-- Request --
Give back exactly the lines that run from the line containing "What text is on this page?" through the end of the listing below. Leave out every other line.

-- Provided data --
[START]

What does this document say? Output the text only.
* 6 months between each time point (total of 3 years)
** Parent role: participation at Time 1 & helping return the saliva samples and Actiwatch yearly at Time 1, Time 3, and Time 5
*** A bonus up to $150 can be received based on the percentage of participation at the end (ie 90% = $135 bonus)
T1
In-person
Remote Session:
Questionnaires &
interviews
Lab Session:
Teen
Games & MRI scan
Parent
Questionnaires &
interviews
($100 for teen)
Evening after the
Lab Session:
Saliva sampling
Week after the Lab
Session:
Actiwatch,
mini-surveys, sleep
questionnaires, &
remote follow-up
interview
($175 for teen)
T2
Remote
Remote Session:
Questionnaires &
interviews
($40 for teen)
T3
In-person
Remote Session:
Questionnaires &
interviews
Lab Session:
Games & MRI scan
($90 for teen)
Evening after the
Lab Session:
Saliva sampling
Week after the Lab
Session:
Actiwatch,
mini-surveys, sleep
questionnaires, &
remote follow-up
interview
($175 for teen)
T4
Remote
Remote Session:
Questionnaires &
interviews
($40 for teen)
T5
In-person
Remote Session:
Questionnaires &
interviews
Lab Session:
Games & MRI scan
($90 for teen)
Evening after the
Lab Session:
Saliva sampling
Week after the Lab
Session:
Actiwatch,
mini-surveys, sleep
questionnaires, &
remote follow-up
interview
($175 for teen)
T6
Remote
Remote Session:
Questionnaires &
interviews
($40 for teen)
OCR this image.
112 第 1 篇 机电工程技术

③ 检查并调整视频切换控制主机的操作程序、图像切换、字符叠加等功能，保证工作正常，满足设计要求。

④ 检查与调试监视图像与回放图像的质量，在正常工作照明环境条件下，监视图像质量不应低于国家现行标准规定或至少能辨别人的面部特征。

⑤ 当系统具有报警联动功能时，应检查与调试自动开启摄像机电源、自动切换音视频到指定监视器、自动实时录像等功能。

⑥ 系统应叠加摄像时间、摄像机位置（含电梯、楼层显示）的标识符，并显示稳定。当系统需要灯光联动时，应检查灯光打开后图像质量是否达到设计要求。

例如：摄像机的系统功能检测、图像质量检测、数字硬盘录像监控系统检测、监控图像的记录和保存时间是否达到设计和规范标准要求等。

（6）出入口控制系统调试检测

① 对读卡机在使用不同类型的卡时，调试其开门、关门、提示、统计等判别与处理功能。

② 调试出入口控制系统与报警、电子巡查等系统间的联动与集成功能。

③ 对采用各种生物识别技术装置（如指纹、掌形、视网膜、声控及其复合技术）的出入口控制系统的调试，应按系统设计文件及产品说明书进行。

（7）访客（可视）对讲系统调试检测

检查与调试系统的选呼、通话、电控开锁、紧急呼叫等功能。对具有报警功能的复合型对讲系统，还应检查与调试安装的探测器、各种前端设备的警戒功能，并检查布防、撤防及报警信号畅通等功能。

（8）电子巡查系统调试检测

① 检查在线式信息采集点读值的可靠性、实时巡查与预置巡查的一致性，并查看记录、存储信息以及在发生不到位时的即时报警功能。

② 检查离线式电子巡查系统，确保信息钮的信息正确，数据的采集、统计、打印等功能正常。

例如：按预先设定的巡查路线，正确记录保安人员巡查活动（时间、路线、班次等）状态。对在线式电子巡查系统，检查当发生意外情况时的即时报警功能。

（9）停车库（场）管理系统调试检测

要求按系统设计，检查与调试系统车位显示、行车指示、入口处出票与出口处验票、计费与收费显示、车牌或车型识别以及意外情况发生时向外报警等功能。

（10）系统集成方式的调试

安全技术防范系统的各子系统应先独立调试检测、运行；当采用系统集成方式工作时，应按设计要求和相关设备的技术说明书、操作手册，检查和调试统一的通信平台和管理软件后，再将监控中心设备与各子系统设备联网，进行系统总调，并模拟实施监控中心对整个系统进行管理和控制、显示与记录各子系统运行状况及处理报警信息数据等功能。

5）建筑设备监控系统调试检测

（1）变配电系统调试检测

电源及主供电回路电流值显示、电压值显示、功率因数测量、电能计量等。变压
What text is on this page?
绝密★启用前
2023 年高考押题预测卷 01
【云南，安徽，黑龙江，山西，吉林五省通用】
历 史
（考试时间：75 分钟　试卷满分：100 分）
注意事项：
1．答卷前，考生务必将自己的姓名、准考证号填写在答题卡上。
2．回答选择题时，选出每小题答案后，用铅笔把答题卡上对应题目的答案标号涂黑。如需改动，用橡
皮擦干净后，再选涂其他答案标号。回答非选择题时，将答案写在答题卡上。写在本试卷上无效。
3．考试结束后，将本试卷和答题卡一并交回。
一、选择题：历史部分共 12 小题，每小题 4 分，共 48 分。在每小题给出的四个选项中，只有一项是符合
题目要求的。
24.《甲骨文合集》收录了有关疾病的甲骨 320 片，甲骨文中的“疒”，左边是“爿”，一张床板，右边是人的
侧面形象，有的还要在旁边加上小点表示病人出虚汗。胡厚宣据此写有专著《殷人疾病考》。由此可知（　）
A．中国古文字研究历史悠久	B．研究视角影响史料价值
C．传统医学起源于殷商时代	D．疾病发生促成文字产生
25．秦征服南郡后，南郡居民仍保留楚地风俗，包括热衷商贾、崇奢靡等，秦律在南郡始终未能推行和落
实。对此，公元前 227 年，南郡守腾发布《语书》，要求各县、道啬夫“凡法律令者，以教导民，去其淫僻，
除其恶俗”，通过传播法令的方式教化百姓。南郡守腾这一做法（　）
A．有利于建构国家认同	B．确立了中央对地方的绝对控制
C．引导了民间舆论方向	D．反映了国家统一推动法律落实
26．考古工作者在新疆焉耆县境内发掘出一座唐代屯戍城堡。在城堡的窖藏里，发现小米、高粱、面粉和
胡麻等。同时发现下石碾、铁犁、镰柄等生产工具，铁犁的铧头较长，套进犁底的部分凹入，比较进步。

[END]

-- Completed task --
What text is on this page?
绝密★启用前
2023 年高考押题预测卷 01
【云南，安徽，黑龙江，山西，吉林五省通用】
历 史
（考试时间：75 分钟　试卷满分：100 分）
注意事项：
1．答卷前，考生务必将自己的姓名、准考证号填写在答题卡上。
2．回答选择题时，选出每小题答案后，用铅笔把答题卡上对应题目的答案标号涂黑。如需改动，用橡
皮擦干净后，再选涂其他答案标号。回答非选择题时，将答案写在答题卡上。写在本试卷上无效。
3．考试结束后，将本试卷和答题卡一并交回。
一、选择题：历史部分共 12 小题，每小题 4 分，共 48 分。在每小题给出的四个选项中，只有一项是符合
题目要求的。
24.《甲骨文合集》收录了有关疾病的甲骨 320 片，甲骨文中的“疒”，左边是“爿”，一张床板，右边是人的
侧面形象，有的还要在旁边加上小点表示病人出虚汗。胡厚宣据此写有专著《殷人疾病考》。由此可知（　）
A．中国古文字研究历史悠久	B．研究视角影响史料价值
C．传统医学起源于殷商时代	D．疾病发生促成文字产生
25．秦征服南郡后，南郡居民仍保留楚地风俗，包括热衷商贾、崇奢靡等，秦律在南郡始终未能推行和落
实。对此，公元前 227 年，南郡守腾发布《语书》，要求各县、道啬夫“凡法律令者，以教导民，去其淫僻，
除其恶俗”，通过传播法令的方式教化百姓。南郡守腾这一做法（　）
A．有利于建构国家认同	B．确立了中央对地方的绝对控制
C．引导了民间舆论方向	D．反映了国家统一推动法律落实
26．考古工作者在新疆焉耆县境内发掘出一座唐代屯戍城堡。在城堡的窖藏里，发现小米、高粱、面粉和
胡麻等。同时发现下石碾、铁犁、镰柄等生产工具，铁犁的铧头较长，套进犁底的部分凹入，比较进步。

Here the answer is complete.